§ **Challenge**
Set down all of the data exactly as it appears.

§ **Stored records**

━━━━━━

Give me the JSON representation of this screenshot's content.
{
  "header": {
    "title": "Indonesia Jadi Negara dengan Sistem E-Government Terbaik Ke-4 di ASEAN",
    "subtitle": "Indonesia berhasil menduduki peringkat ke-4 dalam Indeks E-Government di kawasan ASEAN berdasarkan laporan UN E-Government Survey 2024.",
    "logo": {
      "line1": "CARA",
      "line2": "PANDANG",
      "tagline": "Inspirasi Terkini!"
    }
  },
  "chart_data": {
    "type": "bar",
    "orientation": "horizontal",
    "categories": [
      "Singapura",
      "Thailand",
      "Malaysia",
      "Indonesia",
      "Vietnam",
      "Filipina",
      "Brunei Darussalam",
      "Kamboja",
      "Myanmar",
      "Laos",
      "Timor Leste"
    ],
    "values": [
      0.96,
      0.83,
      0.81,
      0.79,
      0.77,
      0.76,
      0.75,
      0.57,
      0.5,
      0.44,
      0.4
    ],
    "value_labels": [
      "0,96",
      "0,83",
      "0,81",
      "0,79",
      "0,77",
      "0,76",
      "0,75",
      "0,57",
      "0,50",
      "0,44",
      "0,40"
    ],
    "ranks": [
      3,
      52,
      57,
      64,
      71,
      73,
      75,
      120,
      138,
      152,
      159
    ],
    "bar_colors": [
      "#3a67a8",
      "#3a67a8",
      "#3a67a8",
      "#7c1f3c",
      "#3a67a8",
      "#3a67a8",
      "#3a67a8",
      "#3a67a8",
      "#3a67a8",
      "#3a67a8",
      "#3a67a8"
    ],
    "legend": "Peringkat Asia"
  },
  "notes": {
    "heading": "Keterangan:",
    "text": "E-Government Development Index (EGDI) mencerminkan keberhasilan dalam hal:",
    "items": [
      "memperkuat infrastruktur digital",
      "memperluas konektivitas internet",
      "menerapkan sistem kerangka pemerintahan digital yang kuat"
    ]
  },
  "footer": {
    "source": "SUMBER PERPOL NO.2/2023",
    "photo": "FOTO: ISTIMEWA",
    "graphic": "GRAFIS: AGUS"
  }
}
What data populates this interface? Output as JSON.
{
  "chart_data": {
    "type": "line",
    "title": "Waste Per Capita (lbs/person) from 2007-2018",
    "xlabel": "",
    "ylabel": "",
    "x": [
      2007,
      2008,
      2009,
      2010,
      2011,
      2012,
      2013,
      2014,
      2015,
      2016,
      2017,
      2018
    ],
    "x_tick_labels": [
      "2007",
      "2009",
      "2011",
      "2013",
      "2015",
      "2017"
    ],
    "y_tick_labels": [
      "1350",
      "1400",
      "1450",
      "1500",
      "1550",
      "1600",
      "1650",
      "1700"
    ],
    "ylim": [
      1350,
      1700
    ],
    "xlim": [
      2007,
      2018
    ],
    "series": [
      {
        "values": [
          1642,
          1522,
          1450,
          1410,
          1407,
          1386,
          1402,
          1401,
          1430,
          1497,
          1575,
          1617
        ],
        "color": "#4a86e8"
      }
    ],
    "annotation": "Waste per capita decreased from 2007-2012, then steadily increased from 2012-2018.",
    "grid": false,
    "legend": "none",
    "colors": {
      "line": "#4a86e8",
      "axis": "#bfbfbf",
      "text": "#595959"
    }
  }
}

━━━━━━

§ **Output for this task**
Give me the JSON representation of this screenshot's content.
{
  "header": {
    "title": "Indonesia Jadi Negara dengan Sistem E-Government Terbaik Ke-4 di ASEAN",
    "subtitle": "Indonesia berhasil menduduki peringkat ke-4 dalam Indeks E-Government di kawasan ASEAN berdasarkan laporan UN E-Government Survey 2024.",
    "logo": {
      "line1": "CARA",
      "line2": "PANDANG",
      "tagline": "Inspirasi Terkini!"
    }
  },
  "chart_data": {
    "type": "bar",
    "orientation": "horizontal",
    "categories": [
      "Singapura",
      "Thailand",
      "Malaysia",
      "Indonesia",
      "Vietnam",
      "Filipina",
      "Brunei Darussalam",
      "Kamboja",
      "Myanmar",
      "Laos",
      "Timor Leste"
    ],
    "values": [
      0.96,
      0.83,
      0.81,
      0.79,
      0.77,
      0.76,
      0.75,
      0.57,
      0.5,
      0.44,
      0.4
    ],
    "value_labels": [
      "0,96",
      "0,83",
      "0,81",
      "0,79",
      "0,77",
      "0,76",
      "0,75",
      "0,57",
      "0,50",
      "0,44",
      "0,40"
    ],
    "ranks": [
      3,
      52,
      57,
      64,
      71,
      73,
      75,
      120,
      138,
      152,
      159
    ],
    "bar_colors": [
      "#3a67a8",
      "#3a67a8",
      "#3a67a8",
      "#7c1f3c",
      "#3a67a8",
      "#3a67a8",
      "#3a67a8",
      "#3a67a8",
      "#3a67a8",
      "#3a67a8",
      "#3a67a8"
    ],
    "legend": "Peringkat Asia"
  },
  "notes": {
    "heading": "Keterangan:",
    "text": "E-Government Development Index (EGDI) mencerminkan keberhasilan dalam hal:",
    "items": [
      "memperkuat infrastruktur digital",
      "memperluas konektivitas internet",
      "menerapkan sistem kerangka pemerintahan digital yang kuat"
    ]
  },
  "footer": {
    "source": "SUMBER PERPOL NO.2/2023",
    "photo": "FOTO: ISTIMEWA",
    "graphic": "GRAFIS: AGUS"
  }
}
What data populates this interface? Output as JSON.
{
  "chart_data": {
    "type": "line",
    "title": "Waste Per Capita (lbs/person) from 2007-2018",
    "xlabel": "",
    "ylabel": "",
    "x": [
      2007,
      2008,
      2009,
      2010,
      2011,
      2012,
      2013,
      2014,
      2015,
      2016,
      2017,
      2018
    ],
    "x_tick_labels": [
      "2007",
      "2009",
      "2011",
      "2013",
      "2015",
      "2017"
    ],
    "y_tick_labels": [
      "1350",
      "1400",
      "1450",
      "1500",
      "1550",
      "1600",
      "1650",
      "1700"
    ],
    "ylim": [
      1350,
      1700
    ],
    "xlim": [
      2007,
      2018
    ],
    "series": [
      {
        "values": [
          1642,
          1522,
          1450,
          1410,
          1407,
          1386,
          1402,
          1401,
          1430,
          1497,
          1575,
          1617
        ],
        "color": "#4a86e8"
      }
    ],
    "annotation": "Waste per capita decreased from 2007-2012, then steadily increased from 2012-2018.",
    "grid": false,
    "legend": "none",
    "colors": {
      "line": "#4a86e8",
      "axis": "#bfbfbf",
      "text": "#595959"
    }
  }
}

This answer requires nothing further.